**EXCERPTED TEXT**:
## Begin
In [25]:
import pandas as pd
import torch
from transformers import AutoTokenizer, AutoModel
from google.colab import drive
from sklearn.model_selection import train_test_split

drive.mount('/content/drive')
file_path1 = '/content/drive/MyDrive/mathbert_embeddings.pt'
embeddings = torch.load(file_path1, map_location=torch.device('cpu'), weights_only = True)
print("Loaded embeddings shape:", embeddings.shape)


Drive already mounted at /content/drive; to attempt to forcibly remount, call drive.mount("/content/drive", force_remount=True).
Loaded embeddings shape: torch.Size([4370, 768])


In [26]:
import pandas as pd
file_path2 = '/content/drive/MyDrive/finalDataSet.csv'
df = pd.read_csv(file_path2)
Y = df['MisconceptionId'].astype(int)
print(Y[:5])
Y_tensor = torch.tensor(Y.values) if isinstance(Y, pd.Series) else torch.tensor(Y)

train_embeddings, val_test_embeddings, train_Y, val_test_Y = train_test_split(
    embeddings, Y_tensor, test_size=0.2, random_state=42
)

# Then, split the 20% into 10% validation and 10% test
val_embeddings, test_embeddings, val_Y, test_Y = train_test_split(
    val_test_embeddings, val_test_Y, test_size=0.5, random_state=42
)


0    2142
1    1287
2    1180
3     686
4     329
Name: MisconceptionId, dtype: int64


In [36]:
import torch.nn as nn

# Define a simple linear classifier model
class LinearClassifier(nn.Module):
    def __init__(self, input_dim, output_dim):
        super(LinearClassifier, self).__init__()
        self.linear = nn.Linear(input_dim, output_dim)

    def forward(self, x):
        return self.linear(x)

# Get the input size from embeddings and the number of classes from Y
input_dim = embeddings.shape[1]  # Embedding dimension
max_label_value = Y_tensor.max().item()

# Initialize the model
model = LinearClassifier(input_dim=input_dim, output_dim=max_label_value + 1)


In [37]:
import torch.optim as optim
from sklearn.metrics import accuracy_score

learning_rate = 1e-4
batch_size = 32
num_epochs = 250

# Loss function and optimizer
criterion = nn.CrossEntropyLoss()
optimizer = optim.Adam(model.parameters(), lr=learning_rate)

for epoch in range(num_epochs):
    epoch_loss = 0.0
    model.train()  # Set the model to training mode

    # Shuffle training data at the beginning of each epoch
    perm = torch.randperm(train_embeddings.shape[0])
## End
**EXTRACTED ENTRIES**:
## Begin
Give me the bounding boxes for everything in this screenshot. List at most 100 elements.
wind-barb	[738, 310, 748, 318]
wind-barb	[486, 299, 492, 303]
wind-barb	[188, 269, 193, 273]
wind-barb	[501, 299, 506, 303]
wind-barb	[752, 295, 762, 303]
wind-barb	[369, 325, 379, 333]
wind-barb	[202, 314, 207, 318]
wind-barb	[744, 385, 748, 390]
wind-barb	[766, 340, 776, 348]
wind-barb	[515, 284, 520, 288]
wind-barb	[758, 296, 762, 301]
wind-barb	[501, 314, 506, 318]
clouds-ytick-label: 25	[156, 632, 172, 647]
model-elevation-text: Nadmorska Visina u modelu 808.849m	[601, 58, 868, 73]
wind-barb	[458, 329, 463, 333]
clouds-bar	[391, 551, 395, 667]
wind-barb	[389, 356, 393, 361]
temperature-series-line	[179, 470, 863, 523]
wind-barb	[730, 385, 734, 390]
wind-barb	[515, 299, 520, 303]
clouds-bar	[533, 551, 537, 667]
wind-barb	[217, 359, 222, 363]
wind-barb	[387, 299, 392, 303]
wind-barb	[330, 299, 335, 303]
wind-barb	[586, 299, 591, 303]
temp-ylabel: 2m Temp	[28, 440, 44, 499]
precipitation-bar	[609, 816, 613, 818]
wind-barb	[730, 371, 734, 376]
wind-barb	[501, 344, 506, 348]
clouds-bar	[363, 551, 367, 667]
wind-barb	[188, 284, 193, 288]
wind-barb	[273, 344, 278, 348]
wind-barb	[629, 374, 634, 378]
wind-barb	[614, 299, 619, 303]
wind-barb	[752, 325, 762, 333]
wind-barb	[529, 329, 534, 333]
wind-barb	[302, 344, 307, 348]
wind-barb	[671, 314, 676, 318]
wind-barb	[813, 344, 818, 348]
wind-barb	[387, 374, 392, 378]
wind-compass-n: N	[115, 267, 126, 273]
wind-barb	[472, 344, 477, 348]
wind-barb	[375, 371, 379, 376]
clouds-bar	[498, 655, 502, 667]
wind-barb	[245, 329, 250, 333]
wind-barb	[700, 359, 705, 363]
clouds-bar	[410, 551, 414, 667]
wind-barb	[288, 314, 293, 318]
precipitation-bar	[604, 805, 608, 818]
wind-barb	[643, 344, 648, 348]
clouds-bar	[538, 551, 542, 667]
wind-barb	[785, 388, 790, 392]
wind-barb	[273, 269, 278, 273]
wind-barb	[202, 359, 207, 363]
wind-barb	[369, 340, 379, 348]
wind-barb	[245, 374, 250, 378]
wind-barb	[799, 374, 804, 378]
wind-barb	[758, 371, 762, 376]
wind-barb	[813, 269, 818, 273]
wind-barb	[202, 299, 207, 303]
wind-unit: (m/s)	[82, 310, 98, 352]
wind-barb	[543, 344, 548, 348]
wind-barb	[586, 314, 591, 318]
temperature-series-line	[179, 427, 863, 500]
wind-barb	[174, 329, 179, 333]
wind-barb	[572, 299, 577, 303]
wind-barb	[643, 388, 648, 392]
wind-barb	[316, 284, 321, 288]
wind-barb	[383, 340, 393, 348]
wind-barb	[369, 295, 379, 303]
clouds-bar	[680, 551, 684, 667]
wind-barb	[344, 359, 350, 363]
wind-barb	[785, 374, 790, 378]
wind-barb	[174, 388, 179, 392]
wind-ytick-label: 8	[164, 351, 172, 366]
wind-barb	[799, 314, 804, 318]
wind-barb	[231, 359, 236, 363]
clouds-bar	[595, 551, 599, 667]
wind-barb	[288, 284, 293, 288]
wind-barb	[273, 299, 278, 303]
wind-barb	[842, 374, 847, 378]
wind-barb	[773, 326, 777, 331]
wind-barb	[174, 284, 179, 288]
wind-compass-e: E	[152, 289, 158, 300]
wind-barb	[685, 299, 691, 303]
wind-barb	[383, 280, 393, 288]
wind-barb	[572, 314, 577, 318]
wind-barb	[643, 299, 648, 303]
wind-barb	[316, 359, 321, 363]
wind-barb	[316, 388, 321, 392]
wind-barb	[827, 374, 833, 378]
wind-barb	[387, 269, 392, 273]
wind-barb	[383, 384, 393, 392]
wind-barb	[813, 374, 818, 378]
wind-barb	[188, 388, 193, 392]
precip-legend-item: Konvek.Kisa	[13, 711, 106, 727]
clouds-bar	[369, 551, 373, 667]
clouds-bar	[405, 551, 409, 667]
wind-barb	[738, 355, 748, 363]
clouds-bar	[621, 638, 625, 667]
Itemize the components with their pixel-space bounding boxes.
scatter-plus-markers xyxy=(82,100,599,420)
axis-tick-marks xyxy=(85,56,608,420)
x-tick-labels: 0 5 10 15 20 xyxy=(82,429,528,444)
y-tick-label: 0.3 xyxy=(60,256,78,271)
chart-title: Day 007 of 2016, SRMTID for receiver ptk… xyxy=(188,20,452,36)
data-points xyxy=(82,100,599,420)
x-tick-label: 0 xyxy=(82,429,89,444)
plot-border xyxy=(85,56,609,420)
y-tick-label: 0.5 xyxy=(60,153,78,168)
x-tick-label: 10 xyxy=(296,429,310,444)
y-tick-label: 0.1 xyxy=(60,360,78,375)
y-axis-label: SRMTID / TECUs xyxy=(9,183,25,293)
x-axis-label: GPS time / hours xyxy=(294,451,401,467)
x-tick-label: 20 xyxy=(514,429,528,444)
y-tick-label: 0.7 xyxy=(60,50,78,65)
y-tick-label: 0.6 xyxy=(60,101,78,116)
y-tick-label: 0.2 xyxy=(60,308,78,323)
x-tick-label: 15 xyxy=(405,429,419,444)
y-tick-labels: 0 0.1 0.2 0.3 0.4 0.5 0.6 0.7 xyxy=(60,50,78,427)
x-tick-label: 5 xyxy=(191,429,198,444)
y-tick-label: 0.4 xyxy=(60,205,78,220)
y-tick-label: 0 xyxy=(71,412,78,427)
## End
**WHAT YOU WILL DO**:
(a) Answer these about the MathBERT classifier notebook, one line each:
(i) What shape does the notebook print for the loaded embeddings?
(ii) What share of the data does the code comment say goes to the test set?
(iii) What learning rate and number of epochs are set for training?
(b) Carry on the MathBERT classifier notebook from its final line, writing the rest of the training loop.

**RESULTS FOR THE EXERCISE**:
(a)
(i) torch.Size([4370, 768])
(ii) 10%
(iii) A learning rate of 1e-4 and 250 epochs

(b)
    train_embeddings_shuffled = train_embeddings[perm]
    train_Y_shuffled = train_Y[perm]

    # Process inputs in batches for training
    for i in range(0, train_embeddings.shape[0], batch_size):
        batch_embeddings = train_embeddings_shuffled[i:i + batch_size]
        batch_labels = train_Y_shuffled[i:i + batch_size]

        # Zero the parameter gradients
        optimizer.zero_grad()

        # Forward pass
        outputs = model(batch_embeddings)

        # Compute loss
        loss = criterion(outputs, batch_labels)

        # Backward pass and optimization
        loss.backward()
        optimizer.step()

        # Accumulate the loss
        epoch_loss += loss.item()

    # Validation every 10 epochs
    if (epoch + 1) % 25 == 0:
        model.eval()  # Set the model to evaluation mode
        with torch.no_grad():
            val_outputs = model(val_embeddings)
            _, val_preds = torch.max(val_outputs, dim=1)
            val_accuracy = accuracy_score(val_Y.cpu(), val_preds.cpu())  # Calculate accuracy
        print(f"Epoch [{epoch+1}/{num_epochs}], Loss: {epoch_loss:.4f}, Validation Accuracy: {val_accuracy:.4f}")

# Evaluate the model on the test set
model.eval()  # Set the model to evaluation mode
with torch.no_grad():
    test_outputs = model(test_embeddings)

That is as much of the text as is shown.